SELECTED EXCERPT:
╔══
Distinct functional connectivity patterns in myalgic encephalomyelitis and long COVID patients during cognitive fatigue: a 7 Tesla task-fMRI study. — CFSMEATLAS
Distinct functional connectivity patterns in myalgic encephalomyelitis and long COVID patients during cognitive fatigue: a 7 Tesla task-fMRI study.
Inderyas, Maira, Thapaliya, Kiran, Marshall-Gradisnik, Sonya et al. · Journal of translational medicine · 2026 · DOI
Quick Summary
This study used advanced brain imaging to compare how the brains of ME/CFS patients, long COVID patients, and healthy people work during a challenging thinking task. Researchers found that patients' brains show different patterns of communication between regions compared to healthy controls, particularly in areas related to motivation, memory, and emotional processing. These brain differences appeared to worsen as fatigue built up during the task.
╚══
[Document layout detection data]
╔══
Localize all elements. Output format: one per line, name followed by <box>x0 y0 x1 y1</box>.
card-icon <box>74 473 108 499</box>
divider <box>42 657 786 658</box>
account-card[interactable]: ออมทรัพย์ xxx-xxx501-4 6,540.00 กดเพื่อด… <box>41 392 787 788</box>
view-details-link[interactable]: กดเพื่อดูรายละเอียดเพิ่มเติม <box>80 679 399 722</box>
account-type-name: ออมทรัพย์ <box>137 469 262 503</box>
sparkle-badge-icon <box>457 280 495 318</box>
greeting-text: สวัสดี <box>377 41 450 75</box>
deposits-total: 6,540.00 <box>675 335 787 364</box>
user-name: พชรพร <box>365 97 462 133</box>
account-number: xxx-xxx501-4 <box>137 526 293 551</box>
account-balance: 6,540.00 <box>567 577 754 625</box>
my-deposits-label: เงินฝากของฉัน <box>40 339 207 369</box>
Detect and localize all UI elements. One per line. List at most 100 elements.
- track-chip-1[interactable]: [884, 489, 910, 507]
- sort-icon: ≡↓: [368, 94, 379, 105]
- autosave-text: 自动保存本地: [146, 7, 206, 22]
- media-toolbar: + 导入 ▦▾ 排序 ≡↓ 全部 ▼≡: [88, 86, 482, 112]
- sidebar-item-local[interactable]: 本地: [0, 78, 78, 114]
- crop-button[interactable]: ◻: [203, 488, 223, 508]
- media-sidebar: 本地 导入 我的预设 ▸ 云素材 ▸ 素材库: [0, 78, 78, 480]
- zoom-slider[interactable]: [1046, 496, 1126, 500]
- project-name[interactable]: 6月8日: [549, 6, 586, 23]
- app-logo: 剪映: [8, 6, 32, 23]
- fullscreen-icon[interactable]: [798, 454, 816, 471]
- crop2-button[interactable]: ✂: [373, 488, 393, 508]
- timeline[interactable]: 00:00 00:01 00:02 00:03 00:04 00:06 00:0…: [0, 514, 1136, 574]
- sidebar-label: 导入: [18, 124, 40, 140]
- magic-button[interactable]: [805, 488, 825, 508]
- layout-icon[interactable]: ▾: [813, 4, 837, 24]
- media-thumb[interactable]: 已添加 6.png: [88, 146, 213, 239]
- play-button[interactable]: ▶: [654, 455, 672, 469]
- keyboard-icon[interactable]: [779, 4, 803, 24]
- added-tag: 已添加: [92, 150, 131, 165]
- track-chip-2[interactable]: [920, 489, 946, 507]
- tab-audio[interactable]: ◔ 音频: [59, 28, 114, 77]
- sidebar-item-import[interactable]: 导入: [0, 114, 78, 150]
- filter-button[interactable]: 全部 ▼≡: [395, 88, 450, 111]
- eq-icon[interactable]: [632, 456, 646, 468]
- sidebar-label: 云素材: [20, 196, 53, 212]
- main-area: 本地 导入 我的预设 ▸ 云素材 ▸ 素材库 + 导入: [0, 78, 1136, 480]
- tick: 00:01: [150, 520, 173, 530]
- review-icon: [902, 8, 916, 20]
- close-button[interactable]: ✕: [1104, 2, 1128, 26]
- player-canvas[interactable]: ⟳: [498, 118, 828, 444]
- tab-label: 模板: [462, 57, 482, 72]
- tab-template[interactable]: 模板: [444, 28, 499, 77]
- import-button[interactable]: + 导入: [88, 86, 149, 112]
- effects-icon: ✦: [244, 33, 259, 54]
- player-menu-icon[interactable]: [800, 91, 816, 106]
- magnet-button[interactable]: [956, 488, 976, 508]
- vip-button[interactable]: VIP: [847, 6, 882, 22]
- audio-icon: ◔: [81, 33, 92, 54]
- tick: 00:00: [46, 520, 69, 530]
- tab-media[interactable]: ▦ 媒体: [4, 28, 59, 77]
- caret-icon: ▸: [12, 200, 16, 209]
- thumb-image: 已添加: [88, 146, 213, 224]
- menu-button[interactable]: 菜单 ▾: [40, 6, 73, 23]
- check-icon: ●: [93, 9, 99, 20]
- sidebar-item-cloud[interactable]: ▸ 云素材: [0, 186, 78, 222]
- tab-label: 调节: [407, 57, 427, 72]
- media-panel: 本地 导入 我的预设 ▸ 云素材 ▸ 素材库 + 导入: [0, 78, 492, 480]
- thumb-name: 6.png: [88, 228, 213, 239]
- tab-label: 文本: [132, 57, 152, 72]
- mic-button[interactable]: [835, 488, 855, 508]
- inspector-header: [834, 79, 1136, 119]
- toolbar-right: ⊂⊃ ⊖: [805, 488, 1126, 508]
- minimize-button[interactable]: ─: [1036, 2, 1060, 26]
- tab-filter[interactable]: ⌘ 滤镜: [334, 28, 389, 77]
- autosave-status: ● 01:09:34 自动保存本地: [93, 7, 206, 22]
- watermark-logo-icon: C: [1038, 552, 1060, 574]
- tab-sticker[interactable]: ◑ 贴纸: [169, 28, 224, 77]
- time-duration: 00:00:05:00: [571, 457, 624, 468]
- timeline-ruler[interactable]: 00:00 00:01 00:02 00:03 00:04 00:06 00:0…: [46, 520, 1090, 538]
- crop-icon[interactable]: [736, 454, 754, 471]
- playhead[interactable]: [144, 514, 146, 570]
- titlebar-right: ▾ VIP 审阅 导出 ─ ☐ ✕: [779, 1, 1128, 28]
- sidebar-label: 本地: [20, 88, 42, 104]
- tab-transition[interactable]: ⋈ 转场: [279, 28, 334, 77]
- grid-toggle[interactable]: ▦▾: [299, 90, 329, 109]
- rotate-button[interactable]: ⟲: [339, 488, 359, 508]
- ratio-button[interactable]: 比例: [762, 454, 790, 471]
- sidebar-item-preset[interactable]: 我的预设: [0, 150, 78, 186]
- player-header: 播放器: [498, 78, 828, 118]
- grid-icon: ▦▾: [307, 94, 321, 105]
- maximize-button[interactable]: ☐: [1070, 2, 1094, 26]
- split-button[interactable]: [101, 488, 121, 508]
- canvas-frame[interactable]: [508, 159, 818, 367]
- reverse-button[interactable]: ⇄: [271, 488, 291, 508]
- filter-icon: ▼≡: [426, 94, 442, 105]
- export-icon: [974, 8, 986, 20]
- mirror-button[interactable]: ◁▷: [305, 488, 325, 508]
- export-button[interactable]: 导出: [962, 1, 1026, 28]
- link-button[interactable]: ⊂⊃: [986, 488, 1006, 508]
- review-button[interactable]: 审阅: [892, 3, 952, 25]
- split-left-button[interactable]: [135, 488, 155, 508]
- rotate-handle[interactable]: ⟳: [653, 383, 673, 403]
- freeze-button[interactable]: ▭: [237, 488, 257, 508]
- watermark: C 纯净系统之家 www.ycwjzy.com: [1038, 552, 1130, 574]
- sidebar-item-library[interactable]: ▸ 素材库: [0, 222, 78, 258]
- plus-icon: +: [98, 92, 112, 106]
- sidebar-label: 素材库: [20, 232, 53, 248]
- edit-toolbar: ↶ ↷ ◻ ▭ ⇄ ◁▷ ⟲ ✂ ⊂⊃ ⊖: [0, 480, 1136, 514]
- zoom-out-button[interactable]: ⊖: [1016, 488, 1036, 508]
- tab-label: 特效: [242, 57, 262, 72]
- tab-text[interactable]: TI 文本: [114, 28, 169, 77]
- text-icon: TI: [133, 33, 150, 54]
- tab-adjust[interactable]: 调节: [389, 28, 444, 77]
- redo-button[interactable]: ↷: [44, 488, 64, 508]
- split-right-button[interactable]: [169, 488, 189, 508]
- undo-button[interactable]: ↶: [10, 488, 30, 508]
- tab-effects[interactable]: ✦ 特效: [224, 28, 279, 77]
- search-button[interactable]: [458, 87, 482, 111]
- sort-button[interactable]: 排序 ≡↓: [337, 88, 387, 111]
╚══
According to the summary of the ME/CFS and long COVID imaging study, in which brain areas did patients' connectivity patterns differ most from those of healthy controls?

OUTPUT OF THE TASK:
In areas related to motivation, memory, and emotional processing.